- _Problem requirements_:
Write out each line exactly as given. Leave the pictures out of your copy.

- _Listed records_:

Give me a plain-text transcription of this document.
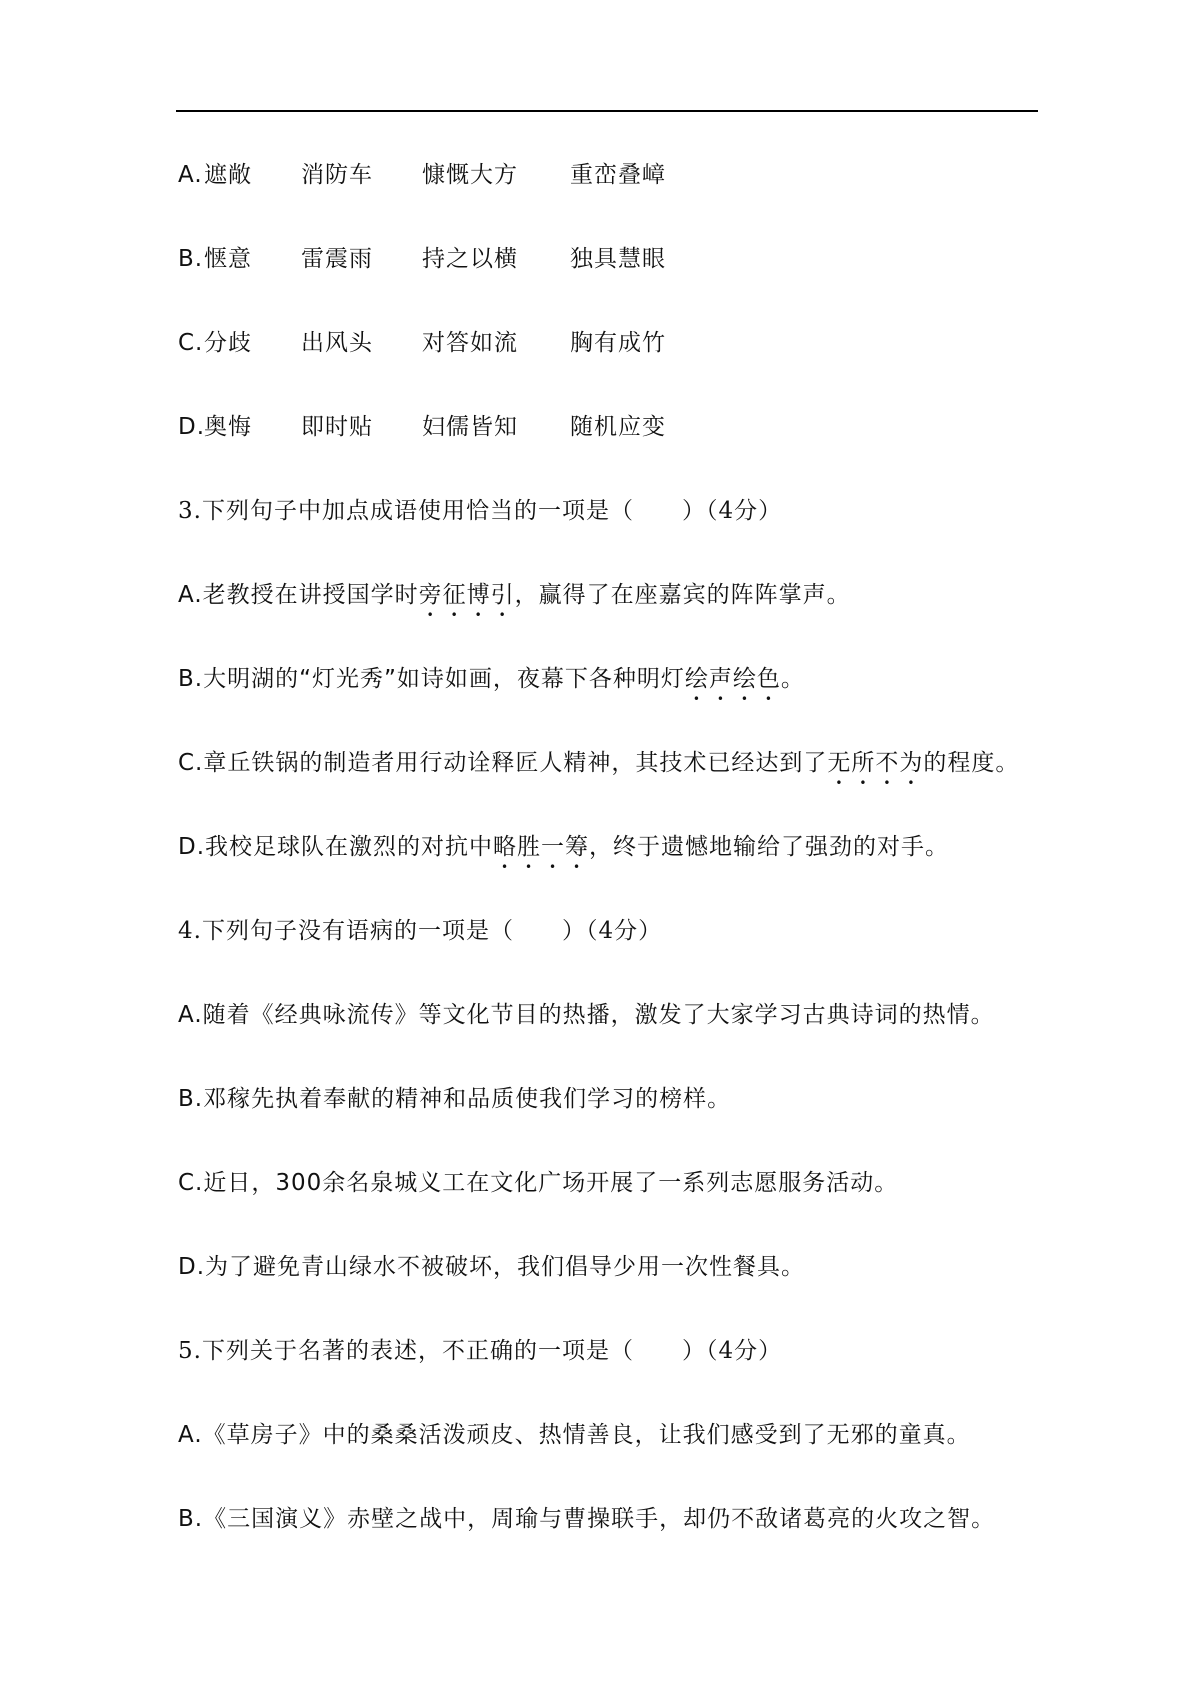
A. 遮敞 消防车 慷慨大方 重峦叠嶂
B. 惬意 雷震雨 持之以横 独具慧眼
C. 分歧 出风头 对答如流 胸有成竹
D.
奥悔 即时贴 妇儒皆知 随机应变
3.下列句子中加点成语使用恰当的一项是（　　）（4分）
A.老教授在讲授国学时旁征博引，赢得了在座嘉宾的阵阵掌声。
B.大明湖的“灯光秀”如诗如画，夜幕下各种明灯绘声绘色。
C.章丘铁锅的制造者用行动诠释匠人精神，其技术已经达到了无所不为的程度。
D.我校足球队在激烈的对抗中略胜一筹，终于遗憾地输给了强劲的对手。
4.下列句子没有语病的一项是（　　）（4分）
A.随着《经典咏流传》等文化节目的热播，激发了大家学习古典诗词的热情。
B.邓稼先执着奉献的精神和品质使我们学习的榜样。
C.近日，300余名泉城义工在文化广场开展了一系列志愿服务活动。
D.为了避免青山绿水不被破坏，我们倡导少用一次性餐具。
5.下列关于名著的表述，不正确的一项是（　　）（4分）
A.《草房子》中的桑桑活泼顽皮、热情善良，让我们感受到了无邪的童真。
B.《三国演义》赤壁之战中，周瑜与曹操联手，却仍不敌诸葛亮的火攻之智。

- _The output_:
Give me a plain-text transcription of this document.
A. 遮敞 消防车 慷慨大方 重峦叠嶂
B. 惬意 雷震雨 持之以横 独具慧眼
C. 分歧 出风头 对答如流 胸有成竹
D.
奥悔 即时贴 妇儒皆知 随机应变
3.下列句子中加点成语使用恰当的一项是（　　）（4分）
A.老教授在讲授国学时旁征博引，赢得了在座嘉宾的阵阵掌声。
B.大明湖的“灯光秀”如诗如画，夜幕下各种明灯绘声绘色。
C.章丘铁锅的制造者用行动诠释匠人精神，其技术已经达到了无所不为的程度。
D.我校足球队在激烈的对抗中略胜一筹，终于遗憾地输给了强劲的对手。
4.下列句子没有语病的一项是（　　）（4分）
A.随着《经典咏流传》等文化节目的热播，激发了大家学习古典诗词的热情。
B.邓稼先执着奉献的精神和品质使我们学习的榜样。
C.近日，300余名泉城义工在文化广场开展了一系列志愿服务活动。
D.为了避免青山绿水不被破坏，我们倡导少用一次性餐具。
5.下列关于名著的表述，不正确的一项是（　　）（4分）
A.《草房子》中的桑桑活泼顽皮、热情善良，让我们感受到了无邪的童真。
B.《三国演义》赤壁之战中，周瑜与曹操联手，却仍不敌诸葛亮的火攻之智。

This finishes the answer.